▶ ACTION ITEM
Please copy all of the data that follows exactly, leaving any pictures out.

App and web page records
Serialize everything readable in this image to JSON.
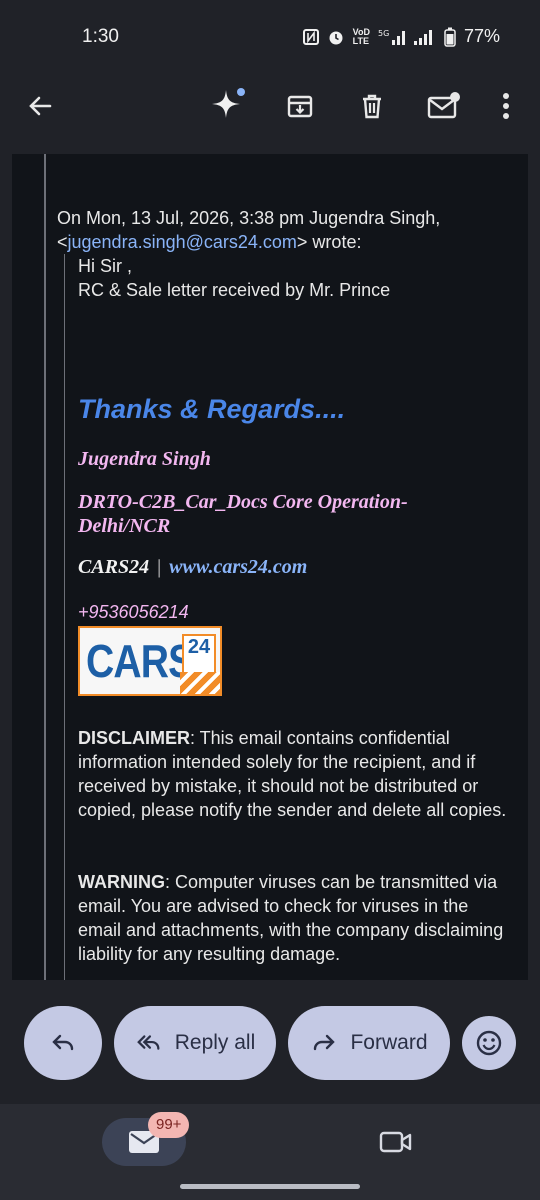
{
  "status_bar": {
    "time": "1:30",
    "battery": "77%"
  },
  "toolbar": {
    "icons": [
      "back-icon",
      "sparkle-icon",
      "archive-icon",
      "delete-icon",
      "mark-unread-icon",
      "more-icon"
    ]
  },
  "email": {
    "quote_header": "On Mon, 13 Jul, 2026, 3:38 pm Jugendra Singh,",
    "quote_lt": "<",
    "quote_email": "jugendra.singh@cars24.com",
    "quote_wrote": "> wrote:",
    "greeting": "Hi Sir ,",
    "message": "RC & Sale letter received by Mr. Prince",
    "signature": {
      "thanks": "Thanks & Regards....",
      "name": "Jugendra Singh",
      "department": "DRTO-C2B_Car_Docs Core Operation-Delhi/NCR",
      "company": "CARS24",
      "pipe": "|",
      "website": "www.cars24.com",
      "phone": "+9536056214",
      "logo_text": "CARS",
      "logo_number": "24"
    },
    "disclaimer_label": "DISCLAIMER",
    "disclaimer_text": ": This email contains confidential information intended solely for the recipient, and if received by mistake, it should not be distributed or copied, please notify the sender and delete all copies.",
    "warning_label": "WARNING",
    "warning_text": ": Computer viruses can be transmitted via email. You are advised to check for viruses in the email and attachments, with the company disclaiming liability for any resulting damage."
  },
  "actions": {
    "reply_label": "",
    "reply_all_label": "Reply all",
    "forward_label": "Forward"
  },
  "bottom_nav": {
    "mail_badge": "99+"
  },
  "colors": {
    "background": "#202228",
    "email_bg": "#111419",
    "pill_bg": "#c4c9e4",
    "link": "#8ab4f8",
    "signature_pink": "#f3b7f0",
    "thanks_blue": "#4a86e8",
    "logo_orange": "#f28c28",
    "logo_blue": "#1d5fa6"
  }
}
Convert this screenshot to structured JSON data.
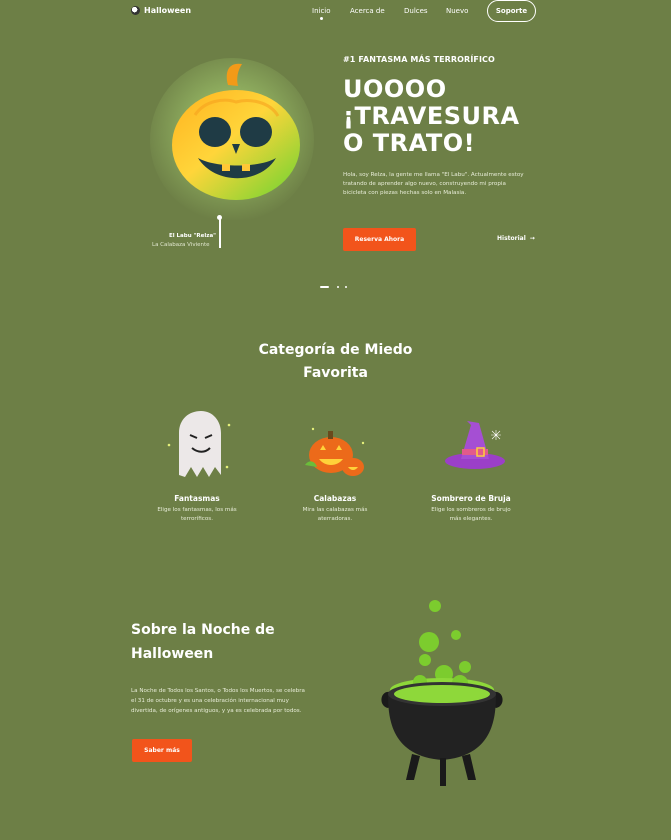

▶ FINAL ANSWER
Serialize everything readable in this image to JSON.
{
  "status_bar": {
    "time": "1:30",
    "battery": "77%"
  },
  "toolbar": {
    "icons": [
      "back-icon",
      "sparkle-icon",
      "archive-icon",
      "delete-icon",
      "mark-unread-icon",
      "more-icon"
    ]
  },
  "email": {
    "quote_header": "On Mon, 13 Jul, 2026, 3:38 pm Jugendra Singh,",
    "quote_lt": "<",
    "quote_email": "jugendra.singh@cars24.com",
    "quote_wrote": "> wrote:",
    "greeting": "Hi Sir ,",
    "message": "RC & Sale letter received by Mr. Prince",
    "signature": {
      "thanks": "Thanks & Regards....",
      "name": "Jugendra Singh",
      "department": "DRTO-C2B_Car_Docs Core Operation-Delhi/NCR",
      "company": "CARS24",
      "pipe": "|",
      "website": "www.cars24.com",
      "phone": "+9536056214",
      "logo_text": "CARS",
      "logo_number": "24"
    },
    "disclaimer_label": "DISCLAIMER",
    "disclaimer_text": ": This email contains confidential information intended solely for the recipient, and if received by mistake, it should not be distributed or copied, please notify the sender and delete all copies.",
    "warning_label": "WARNING",
    "warning_text": ": Computer viruses can be transmitted via email. You are advised to check for viruses in the email and attachments, with the company disclaiming liability for any resulting damage."
  },
  "actions": {
    "reply_label": "",
    "reply_all_label": "Reply all",
    "forward_label": "Forward"
  },
  "bottom_nav": {
    "mail_badge": "99+"
  },
  "colors": {
    "background": "#202228",
    "email_bg": "#111419",
    "pill_bg": "#c4c9e4",
    "link": "#8ab4f8",
    "signature_pink": "#f3b7f0",
    "thanks_blue": "#4a86e8",
    "logo_orange": "#f28c28",
    "logo_blue": "#1d5fa6"
  }
}
Convert this screenshot to structured JSON data.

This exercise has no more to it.